* **WHAT YOU SHOULD DO**: Pull every line containing "that" out of the material below.

* **PROVIDED DATA**:
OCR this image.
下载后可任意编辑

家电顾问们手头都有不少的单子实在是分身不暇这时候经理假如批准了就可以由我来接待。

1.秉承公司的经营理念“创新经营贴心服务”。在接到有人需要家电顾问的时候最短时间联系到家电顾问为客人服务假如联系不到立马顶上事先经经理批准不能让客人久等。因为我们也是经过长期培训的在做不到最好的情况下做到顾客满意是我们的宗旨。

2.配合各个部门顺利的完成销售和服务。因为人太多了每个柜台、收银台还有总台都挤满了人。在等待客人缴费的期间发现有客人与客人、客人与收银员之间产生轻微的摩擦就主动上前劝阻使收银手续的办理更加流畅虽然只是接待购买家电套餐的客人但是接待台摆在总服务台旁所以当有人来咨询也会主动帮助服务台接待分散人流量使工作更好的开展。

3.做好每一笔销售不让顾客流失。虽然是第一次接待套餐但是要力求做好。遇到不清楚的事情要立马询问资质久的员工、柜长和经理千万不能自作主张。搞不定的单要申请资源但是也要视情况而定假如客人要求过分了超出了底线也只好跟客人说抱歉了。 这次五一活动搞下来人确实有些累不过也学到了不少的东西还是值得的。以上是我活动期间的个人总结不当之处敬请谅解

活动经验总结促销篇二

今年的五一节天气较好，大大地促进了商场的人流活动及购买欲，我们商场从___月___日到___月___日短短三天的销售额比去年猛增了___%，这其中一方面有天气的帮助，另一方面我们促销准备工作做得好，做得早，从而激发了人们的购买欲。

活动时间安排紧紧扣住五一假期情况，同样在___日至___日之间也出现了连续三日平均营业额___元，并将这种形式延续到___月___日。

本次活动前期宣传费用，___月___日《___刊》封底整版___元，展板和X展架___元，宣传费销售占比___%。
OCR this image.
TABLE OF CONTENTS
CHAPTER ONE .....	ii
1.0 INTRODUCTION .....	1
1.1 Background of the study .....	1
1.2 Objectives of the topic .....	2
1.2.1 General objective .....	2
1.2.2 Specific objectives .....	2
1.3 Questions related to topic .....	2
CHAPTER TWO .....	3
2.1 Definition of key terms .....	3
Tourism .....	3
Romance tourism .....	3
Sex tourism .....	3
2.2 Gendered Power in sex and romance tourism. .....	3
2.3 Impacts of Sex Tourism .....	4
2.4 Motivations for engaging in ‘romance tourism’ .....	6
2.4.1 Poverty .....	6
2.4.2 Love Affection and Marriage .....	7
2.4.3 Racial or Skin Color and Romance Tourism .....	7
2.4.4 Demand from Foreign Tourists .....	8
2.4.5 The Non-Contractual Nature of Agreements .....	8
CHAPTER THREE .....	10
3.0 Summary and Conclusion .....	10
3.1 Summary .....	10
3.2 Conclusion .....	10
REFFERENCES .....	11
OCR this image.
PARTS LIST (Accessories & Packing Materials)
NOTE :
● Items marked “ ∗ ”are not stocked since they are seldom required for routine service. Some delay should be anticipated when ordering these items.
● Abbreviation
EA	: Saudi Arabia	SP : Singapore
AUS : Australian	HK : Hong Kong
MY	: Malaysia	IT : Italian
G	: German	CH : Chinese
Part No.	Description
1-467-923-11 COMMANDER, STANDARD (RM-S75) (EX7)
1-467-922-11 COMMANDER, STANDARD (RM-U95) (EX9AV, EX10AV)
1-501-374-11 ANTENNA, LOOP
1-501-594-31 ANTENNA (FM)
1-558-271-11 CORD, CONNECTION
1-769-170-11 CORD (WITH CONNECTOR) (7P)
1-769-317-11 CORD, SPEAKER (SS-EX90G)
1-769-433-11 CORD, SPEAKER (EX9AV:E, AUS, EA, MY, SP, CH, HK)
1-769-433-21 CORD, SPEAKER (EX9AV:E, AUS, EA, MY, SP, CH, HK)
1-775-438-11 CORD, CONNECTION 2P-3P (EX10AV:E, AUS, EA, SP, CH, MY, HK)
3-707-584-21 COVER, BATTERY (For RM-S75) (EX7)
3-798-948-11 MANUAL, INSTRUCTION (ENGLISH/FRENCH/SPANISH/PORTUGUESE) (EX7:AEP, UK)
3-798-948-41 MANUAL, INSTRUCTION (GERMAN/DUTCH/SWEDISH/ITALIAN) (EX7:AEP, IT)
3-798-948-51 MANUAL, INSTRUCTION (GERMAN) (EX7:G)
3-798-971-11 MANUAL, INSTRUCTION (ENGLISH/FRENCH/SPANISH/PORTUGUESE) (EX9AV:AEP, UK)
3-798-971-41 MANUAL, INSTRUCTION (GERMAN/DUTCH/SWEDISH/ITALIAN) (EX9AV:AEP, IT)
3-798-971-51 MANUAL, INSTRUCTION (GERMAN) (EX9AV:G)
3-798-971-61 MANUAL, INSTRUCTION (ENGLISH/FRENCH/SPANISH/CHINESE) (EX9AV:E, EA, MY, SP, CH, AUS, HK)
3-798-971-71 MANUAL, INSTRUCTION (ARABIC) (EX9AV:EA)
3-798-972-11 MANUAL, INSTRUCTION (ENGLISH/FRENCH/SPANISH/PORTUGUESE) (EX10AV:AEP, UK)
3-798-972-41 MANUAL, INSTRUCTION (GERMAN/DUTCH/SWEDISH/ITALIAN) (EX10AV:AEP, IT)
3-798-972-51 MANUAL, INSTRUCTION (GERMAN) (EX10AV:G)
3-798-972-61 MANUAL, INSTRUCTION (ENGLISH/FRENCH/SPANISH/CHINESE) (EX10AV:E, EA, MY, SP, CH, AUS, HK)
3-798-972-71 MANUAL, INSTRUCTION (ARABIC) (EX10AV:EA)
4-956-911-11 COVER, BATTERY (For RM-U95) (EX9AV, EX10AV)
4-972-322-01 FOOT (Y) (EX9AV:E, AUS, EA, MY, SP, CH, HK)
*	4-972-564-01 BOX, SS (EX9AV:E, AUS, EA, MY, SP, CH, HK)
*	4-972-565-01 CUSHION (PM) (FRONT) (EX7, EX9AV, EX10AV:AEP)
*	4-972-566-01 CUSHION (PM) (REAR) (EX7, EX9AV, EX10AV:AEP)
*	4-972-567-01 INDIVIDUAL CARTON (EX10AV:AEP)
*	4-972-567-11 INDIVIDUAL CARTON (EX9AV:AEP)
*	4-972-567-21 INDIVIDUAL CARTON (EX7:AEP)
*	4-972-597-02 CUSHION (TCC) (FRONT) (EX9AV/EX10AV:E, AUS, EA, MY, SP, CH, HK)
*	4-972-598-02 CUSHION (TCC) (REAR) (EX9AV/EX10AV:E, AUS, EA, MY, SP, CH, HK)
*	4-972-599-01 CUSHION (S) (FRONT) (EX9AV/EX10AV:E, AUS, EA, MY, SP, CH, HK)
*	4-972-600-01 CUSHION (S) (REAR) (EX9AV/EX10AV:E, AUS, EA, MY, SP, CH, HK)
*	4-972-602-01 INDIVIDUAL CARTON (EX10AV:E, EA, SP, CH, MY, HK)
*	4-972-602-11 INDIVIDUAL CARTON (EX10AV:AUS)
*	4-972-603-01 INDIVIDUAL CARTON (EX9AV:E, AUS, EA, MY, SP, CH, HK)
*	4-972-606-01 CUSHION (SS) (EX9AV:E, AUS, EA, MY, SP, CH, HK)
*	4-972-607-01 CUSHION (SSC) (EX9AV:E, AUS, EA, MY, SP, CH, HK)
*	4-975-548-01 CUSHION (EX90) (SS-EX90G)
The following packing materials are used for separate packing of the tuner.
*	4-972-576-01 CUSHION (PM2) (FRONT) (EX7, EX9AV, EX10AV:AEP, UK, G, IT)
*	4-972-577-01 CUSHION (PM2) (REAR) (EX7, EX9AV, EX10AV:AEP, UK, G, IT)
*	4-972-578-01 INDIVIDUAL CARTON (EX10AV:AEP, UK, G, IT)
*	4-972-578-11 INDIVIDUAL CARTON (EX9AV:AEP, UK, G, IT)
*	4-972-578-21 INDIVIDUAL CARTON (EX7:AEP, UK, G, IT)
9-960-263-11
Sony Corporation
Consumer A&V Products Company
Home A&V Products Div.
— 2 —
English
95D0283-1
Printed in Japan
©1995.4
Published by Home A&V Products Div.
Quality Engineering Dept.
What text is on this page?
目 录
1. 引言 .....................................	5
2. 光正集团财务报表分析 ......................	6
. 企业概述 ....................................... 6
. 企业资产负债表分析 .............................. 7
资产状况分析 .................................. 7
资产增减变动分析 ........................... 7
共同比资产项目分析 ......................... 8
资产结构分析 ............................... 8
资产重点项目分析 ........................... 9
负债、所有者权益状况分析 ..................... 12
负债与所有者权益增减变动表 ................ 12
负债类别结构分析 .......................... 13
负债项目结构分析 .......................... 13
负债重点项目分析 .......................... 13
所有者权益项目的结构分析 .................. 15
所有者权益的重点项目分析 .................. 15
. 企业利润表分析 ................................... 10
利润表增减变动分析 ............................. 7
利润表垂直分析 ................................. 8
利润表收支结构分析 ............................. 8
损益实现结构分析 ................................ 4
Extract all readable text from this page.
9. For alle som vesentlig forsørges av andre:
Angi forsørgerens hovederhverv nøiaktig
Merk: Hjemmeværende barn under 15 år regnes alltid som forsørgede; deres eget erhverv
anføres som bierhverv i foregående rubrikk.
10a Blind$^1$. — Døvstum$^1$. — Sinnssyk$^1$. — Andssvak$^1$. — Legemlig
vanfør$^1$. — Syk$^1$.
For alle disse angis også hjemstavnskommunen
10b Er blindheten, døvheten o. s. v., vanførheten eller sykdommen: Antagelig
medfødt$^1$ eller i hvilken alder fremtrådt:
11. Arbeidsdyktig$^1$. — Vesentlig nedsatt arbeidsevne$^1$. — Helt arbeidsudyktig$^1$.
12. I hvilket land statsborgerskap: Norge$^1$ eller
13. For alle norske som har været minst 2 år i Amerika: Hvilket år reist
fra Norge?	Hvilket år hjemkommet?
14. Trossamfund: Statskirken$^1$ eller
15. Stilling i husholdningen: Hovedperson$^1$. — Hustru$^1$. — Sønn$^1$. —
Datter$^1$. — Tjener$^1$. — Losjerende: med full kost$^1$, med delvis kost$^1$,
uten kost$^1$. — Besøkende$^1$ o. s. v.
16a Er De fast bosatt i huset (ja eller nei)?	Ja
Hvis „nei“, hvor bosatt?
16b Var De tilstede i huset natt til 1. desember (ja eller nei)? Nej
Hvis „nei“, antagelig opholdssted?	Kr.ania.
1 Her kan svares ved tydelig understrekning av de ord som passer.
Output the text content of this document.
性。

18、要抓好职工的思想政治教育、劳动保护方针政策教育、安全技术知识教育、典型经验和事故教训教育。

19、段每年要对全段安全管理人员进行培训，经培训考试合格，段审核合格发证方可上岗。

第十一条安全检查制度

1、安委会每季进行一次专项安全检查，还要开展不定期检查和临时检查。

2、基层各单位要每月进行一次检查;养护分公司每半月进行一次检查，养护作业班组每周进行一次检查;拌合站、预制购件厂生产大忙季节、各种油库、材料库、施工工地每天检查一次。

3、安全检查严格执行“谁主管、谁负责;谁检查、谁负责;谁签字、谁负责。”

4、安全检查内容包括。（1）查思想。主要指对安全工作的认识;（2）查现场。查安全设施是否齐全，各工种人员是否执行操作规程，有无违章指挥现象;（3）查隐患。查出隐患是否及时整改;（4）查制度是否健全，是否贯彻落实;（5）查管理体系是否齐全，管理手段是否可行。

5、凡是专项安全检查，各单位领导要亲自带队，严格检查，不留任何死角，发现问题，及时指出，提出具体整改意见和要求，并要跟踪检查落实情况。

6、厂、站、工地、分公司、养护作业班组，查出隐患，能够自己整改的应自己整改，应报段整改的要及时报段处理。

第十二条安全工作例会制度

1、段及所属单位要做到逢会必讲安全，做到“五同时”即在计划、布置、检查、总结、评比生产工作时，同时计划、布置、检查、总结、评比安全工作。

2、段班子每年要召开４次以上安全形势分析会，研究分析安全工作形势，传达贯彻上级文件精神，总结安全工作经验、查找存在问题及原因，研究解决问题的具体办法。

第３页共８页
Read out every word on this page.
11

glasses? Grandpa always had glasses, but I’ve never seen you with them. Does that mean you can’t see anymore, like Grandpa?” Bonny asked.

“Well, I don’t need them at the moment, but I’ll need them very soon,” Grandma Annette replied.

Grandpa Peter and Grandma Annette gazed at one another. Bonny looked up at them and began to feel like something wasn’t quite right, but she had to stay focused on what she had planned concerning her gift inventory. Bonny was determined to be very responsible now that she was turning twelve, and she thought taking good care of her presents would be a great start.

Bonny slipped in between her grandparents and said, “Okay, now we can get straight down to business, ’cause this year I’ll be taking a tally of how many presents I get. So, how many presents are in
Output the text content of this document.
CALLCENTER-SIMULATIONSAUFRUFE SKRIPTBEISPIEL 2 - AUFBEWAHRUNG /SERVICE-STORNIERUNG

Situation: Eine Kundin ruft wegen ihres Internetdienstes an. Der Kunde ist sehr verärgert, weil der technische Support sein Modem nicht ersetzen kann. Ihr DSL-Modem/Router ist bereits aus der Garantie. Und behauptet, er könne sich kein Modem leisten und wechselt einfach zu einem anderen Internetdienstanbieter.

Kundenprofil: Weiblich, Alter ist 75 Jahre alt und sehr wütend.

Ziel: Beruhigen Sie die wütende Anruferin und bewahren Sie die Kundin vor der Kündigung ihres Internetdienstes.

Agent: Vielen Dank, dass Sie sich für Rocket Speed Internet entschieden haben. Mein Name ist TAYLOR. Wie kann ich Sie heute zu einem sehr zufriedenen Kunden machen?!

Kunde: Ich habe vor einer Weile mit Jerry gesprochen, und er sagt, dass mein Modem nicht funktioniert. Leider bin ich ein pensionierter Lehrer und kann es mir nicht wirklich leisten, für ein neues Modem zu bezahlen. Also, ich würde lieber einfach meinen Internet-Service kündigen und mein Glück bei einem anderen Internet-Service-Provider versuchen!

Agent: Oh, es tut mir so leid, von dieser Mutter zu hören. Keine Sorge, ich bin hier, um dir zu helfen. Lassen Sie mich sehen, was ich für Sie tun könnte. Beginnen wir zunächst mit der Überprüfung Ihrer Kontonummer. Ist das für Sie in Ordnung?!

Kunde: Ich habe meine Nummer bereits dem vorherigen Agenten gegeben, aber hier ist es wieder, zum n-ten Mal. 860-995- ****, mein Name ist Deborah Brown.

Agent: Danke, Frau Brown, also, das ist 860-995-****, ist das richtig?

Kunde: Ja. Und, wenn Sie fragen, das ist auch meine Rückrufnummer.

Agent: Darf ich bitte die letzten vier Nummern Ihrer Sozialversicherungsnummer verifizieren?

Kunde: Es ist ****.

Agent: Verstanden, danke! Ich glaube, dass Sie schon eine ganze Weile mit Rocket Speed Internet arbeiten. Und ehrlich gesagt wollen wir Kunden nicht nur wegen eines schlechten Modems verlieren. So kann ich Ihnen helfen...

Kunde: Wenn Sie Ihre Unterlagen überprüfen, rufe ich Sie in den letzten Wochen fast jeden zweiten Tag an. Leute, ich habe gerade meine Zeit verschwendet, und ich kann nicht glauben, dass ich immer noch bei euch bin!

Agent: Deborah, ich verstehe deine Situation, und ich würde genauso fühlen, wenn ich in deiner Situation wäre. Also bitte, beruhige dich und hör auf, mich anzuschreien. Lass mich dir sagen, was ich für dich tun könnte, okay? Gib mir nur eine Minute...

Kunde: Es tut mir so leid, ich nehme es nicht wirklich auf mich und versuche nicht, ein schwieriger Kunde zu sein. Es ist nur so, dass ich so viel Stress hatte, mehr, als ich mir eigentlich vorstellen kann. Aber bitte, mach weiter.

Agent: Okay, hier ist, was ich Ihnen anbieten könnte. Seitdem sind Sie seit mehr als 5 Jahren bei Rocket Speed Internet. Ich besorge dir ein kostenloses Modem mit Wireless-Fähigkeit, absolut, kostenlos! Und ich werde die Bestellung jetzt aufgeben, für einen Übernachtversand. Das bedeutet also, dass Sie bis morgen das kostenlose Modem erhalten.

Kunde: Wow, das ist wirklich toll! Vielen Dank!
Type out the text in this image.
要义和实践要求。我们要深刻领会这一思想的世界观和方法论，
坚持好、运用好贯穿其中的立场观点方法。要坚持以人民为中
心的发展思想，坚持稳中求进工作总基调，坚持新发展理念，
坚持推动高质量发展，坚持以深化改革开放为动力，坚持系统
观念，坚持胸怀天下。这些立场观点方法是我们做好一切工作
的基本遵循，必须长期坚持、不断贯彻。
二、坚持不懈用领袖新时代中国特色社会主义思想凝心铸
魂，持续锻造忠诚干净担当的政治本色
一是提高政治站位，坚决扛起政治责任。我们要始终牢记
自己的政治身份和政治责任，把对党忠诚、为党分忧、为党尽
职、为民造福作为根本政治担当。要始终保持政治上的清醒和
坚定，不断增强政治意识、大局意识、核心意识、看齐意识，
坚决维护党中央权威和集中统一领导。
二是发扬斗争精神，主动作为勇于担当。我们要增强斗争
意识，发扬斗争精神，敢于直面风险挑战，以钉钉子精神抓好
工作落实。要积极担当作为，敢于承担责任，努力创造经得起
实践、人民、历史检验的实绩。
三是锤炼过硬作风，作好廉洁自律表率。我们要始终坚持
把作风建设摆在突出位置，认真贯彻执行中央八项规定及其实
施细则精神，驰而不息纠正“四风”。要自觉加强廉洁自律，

* **REPLY TO THE TASK**:
glasses? Grandpa always had glasses, but I’ve never seen you with them. Does that mean you can’t see anymore, like Grandpa?” Bonny asked.
Grandpa Peter and Grandma Annette gazed at one another. Bonny looked up at them and began to feel like something wasn’t quite right, but she had to stay focused on what she had planned concerning her gift inventory. Bonny was determined to be very responsible now that she was turning twelve, and she thought taking good care of her presents would be a great start.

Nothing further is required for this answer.